Report, word for word, every line of the material that contains "Quem".

Items from a dataset
= = = = =
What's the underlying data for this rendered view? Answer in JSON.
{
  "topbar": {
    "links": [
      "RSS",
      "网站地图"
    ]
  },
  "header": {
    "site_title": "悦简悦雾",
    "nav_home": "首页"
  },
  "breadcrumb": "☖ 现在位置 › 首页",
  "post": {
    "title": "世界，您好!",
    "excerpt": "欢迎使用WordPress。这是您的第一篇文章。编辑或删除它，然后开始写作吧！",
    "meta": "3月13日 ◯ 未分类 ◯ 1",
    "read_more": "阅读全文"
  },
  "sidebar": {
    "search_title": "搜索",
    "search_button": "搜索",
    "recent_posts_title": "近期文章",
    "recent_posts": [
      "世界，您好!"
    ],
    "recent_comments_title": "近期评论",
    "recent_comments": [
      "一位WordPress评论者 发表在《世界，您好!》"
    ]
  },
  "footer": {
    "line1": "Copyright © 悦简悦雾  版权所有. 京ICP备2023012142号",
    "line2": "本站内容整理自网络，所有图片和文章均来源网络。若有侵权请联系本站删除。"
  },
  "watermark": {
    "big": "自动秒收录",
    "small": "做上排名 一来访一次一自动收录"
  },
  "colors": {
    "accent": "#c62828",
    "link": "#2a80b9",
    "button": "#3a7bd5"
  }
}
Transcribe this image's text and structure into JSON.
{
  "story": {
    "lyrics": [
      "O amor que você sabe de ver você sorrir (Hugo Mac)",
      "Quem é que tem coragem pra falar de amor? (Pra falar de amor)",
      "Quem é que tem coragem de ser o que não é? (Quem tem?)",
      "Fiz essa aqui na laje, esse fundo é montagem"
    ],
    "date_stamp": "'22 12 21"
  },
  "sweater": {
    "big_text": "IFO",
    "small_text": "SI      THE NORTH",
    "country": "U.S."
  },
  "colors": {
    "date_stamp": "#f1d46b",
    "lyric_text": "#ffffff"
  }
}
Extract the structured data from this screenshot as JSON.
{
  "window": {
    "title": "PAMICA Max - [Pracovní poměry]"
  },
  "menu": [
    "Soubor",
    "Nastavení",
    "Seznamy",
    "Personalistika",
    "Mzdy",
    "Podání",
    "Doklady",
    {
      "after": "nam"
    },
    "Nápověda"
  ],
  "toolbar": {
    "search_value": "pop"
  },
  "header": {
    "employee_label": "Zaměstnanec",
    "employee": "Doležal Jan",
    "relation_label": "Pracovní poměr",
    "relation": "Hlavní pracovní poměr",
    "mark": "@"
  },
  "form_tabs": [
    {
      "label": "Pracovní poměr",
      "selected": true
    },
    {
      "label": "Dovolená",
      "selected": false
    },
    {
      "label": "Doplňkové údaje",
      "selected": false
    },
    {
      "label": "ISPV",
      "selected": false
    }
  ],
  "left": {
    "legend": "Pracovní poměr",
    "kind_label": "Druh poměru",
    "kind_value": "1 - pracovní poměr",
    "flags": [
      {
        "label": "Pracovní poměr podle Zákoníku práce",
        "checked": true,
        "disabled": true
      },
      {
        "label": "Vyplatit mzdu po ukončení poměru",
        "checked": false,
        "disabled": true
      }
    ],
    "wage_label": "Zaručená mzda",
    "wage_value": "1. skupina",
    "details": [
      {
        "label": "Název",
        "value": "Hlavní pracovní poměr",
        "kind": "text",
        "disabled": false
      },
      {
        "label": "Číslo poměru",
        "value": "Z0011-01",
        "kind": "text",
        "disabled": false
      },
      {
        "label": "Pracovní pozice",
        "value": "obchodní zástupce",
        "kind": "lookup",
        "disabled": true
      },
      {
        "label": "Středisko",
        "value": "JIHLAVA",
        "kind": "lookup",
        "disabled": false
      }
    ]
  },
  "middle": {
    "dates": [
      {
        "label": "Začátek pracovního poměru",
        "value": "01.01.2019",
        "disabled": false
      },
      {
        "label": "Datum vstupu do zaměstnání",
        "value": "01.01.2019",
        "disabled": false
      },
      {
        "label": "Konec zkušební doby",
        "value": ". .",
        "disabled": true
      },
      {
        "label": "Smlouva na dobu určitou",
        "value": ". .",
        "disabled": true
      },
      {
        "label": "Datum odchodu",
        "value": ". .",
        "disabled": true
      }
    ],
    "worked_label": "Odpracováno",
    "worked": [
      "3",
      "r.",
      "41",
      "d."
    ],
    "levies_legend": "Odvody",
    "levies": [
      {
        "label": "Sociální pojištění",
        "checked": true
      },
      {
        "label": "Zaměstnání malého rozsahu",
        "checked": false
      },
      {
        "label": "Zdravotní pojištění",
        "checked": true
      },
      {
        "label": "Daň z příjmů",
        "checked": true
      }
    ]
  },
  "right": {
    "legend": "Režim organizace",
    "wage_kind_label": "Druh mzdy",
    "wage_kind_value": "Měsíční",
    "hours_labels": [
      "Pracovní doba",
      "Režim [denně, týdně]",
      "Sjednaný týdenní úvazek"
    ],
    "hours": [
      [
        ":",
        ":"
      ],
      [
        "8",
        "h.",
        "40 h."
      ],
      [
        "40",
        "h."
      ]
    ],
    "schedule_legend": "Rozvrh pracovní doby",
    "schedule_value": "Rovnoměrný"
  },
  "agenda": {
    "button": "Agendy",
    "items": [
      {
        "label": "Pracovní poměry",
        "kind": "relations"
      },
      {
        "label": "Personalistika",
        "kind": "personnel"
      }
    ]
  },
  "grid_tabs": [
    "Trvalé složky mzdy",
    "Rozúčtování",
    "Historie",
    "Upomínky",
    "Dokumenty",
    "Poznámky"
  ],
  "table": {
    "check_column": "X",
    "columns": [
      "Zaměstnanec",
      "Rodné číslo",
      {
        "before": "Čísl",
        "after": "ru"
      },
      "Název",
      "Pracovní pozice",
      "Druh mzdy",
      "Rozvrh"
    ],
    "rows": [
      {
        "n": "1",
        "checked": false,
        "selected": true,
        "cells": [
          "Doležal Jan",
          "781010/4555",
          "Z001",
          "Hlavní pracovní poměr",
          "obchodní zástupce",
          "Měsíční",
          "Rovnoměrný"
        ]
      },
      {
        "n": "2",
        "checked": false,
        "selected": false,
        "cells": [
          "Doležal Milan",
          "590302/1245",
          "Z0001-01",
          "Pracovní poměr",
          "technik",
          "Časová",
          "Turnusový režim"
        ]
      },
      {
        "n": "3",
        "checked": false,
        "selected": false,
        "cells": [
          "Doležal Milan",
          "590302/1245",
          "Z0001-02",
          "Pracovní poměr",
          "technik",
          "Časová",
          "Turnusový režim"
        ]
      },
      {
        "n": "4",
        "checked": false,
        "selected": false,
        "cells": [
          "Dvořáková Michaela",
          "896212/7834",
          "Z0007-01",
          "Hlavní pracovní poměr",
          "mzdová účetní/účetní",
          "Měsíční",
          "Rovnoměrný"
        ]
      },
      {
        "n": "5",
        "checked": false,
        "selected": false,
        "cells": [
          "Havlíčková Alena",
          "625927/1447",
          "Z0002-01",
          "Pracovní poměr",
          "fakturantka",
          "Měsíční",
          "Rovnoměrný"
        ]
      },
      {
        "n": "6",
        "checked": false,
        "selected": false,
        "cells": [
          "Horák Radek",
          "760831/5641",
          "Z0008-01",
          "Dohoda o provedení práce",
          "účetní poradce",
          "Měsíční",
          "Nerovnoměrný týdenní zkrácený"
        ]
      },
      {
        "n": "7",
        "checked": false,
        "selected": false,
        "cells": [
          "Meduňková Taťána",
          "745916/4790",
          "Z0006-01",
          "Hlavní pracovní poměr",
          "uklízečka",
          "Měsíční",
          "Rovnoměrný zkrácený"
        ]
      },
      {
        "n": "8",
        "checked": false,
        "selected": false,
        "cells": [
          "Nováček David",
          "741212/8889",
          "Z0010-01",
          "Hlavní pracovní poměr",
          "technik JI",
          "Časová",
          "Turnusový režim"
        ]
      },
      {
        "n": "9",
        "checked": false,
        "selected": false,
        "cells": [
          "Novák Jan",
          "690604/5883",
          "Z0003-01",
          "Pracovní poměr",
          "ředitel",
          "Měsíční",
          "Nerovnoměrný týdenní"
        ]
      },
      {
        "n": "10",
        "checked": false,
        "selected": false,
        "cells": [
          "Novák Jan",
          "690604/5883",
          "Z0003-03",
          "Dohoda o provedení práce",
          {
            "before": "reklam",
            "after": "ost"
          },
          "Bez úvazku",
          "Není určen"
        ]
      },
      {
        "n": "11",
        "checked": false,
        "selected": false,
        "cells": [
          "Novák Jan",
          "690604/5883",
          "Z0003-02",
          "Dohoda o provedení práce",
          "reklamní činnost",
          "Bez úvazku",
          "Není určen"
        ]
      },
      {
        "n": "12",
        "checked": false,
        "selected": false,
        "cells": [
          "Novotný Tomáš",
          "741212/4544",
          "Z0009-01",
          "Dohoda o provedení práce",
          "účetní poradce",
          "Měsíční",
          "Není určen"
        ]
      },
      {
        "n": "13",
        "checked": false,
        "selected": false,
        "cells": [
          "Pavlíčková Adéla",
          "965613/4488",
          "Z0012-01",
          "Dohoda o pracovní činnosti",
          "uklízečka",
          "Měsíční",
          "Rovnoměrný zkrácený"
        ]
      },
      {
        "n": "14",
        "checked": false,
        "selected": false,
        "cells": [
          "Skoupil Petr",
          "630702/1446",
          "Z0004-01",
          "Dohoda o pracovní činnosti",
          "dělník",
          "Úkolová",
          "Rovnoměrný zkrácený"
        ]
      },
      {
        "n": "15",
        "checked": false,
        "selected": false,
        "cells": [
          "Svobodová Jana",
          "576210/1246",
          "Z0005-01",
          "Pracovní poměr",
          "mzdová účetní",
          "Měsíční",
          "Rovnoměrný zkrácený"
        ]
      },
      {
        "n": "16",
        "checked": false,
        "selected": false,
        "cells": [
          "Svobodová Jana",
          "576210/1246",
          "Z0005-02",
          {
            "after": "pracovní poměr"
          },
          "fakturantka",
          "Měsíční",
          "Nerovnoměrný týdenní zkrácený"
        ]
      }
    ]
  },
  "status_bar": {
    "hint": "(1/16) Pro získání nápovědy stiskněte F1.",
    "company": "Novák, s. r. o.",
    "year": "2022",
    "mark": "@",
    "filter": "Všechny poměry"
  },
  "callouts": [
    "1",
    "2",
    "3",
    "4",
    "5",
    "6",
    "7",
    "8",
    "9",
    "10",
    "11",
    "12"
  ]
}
= = = = =
• _ANSWER TO THE PROBLEM_:
      "Quem é que tem coragem pra falar de amor? (Pra falar de amor)",
      "Quem é que tem coragem de ser o que não é? (Quem tem?)",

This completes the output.